EXERCISE DESCRIPTION: Set down all of the data exactly as it appears.
>> begin
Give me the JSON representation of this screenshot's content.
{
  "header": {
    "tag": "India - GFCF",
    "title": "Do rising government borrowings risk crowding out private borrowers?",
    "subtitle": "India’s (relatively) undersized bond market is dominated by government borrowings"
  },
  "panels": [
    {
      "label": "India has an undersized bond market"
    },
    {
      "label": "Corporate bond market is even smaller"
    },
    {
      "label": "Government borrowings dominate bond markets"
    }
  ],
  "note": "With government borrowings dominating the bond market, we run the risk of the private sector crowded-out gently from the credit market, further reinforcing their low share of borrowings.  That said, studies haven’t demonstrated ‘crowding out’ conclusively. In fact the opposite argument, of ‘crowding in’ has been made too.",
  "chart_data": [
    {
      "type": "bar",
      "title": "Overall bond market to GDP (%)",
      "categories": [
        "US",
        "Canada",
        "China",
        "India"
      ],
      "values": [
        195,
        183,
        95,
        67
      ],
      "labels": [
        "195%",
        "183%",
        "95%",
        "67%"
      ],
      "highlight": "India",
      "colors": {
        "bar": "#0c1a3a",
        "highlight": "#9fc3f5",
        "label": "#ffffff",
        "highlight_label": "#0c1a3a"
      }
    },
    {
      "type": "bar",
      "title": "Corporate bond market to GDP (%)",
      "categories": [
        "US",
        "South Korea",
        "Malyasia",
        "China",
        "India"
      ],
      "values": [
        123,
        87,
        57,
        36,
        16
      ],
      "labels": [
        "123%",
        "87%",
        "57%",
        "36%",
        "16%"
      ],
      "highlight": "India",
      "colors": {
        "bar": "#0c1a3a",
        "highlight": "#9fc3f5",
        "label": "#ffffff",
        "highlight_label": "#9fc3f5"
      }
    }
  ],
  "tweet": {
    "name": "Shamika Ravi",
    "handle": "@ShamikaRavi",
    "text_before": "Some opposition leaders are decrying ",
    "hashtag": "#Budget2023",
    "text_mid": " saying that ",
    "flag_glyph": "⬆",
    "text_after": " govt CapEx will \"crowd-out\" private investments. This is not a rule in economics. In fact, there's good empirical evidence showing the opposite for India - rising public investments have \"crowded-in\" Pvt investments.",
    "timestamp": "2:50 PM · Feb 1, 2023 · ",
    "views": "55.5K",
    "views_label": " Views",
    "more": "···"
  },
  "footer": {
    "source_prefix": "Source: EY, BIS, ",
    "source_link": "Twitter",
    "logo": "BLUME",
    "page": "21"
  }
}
>> end
SOLUTION FOR THIS EXERCISE:
Give me the JSON representation of this screenshot's content.
{
  "header": {
    "tag": "India - GFCF",
    "title": "Do rising government borrowings risk crowding out private borrowers?",
    "subtitle": "India’s (relatively) undersized bond market is dominated by government borrowings"
  },
  "panels": [
    {
      "label": "India has an undersized bond market"
    },
    {
      "label": "Corporate bond market is even smaller"
    },
    {
      "label": "Government borrowings dominate bond markets"
    }
  ],
  "note": "With government borrowings dominating the bond market, we run the risk of the private sector crowded-out gently from the credit market, further reinforcing their low share of borrowings.  That said, studies haven’t demonstrated ‘crowding out’ conclusively. In fact the opposite argument, of ‘crowding in’ has been made too.",
  "chart_data": [
    {
      "type": "bar",
      "title": "Overall bond market to GDP (%)",
      "categories": [
        "US",
        "Canada",
        "China",
        "India"
      ],
      "values": [
        195,
        183,
        95,
        67
      ],
      "labels": [
        "195%",
        "183%",
        "95%",
        "67%"
      ],
      "highlight": "India",
      "colors": {
        "bar": "#0c1a3a",
        "highlight": "#9fc3f5",
        "label": "#ffffff",
        "highlight_label": "#0c1a3a"
      }
    },
    {
      "type": "bar",
      "title": "Corporate bond market to GDP (%)",
      "categories": [
        "US",
        "South Korea",
        "Malyasia",
        "China",
        "India"
      ],
      "values": [
        123,
        87,
        57,
        36,
        16
      ],
      "labels": [
        "123%",
        "87%",
        "57%",
        "36%",
        "16%"
      ],
      "highlight": "India",
      "colors": {
        "bar": "#0c1a3a",
        "highlight": "#9fc3f5",
        "label": "#ffffff",
        "highlight_label": "#9fc3f5"
      }
    }
  ],
  "tweet": {
    "name": "Shamika Ravi",
    "handle": "@ShamikaRavi",
    "text_before": "Some opposition leaders are decrying ",
    "hashtag": "#Budget2023",
    "text_mid": " saying that ",
    "flag_glyph": "⬆",
    "text_after": " govt CapEx will \"crowd-out\" private investments. This is not a rule in economics. In fact, there's good empirical evidence showing the opposite for India - rising public investments have \"crowded-in\" Pvt investments.",
    "timestamp": "2:50 PM · Feb 1, 2023 · ",
    "views": "55.5K",
    "views_label": " Views",
    "more": "···"
  },
  "footer": {
    "source_prefix": "Source: EY, BIS, ",
    "source_link": "Twitter",
    "logo": "BLUME",
    "page": "21"
  }
}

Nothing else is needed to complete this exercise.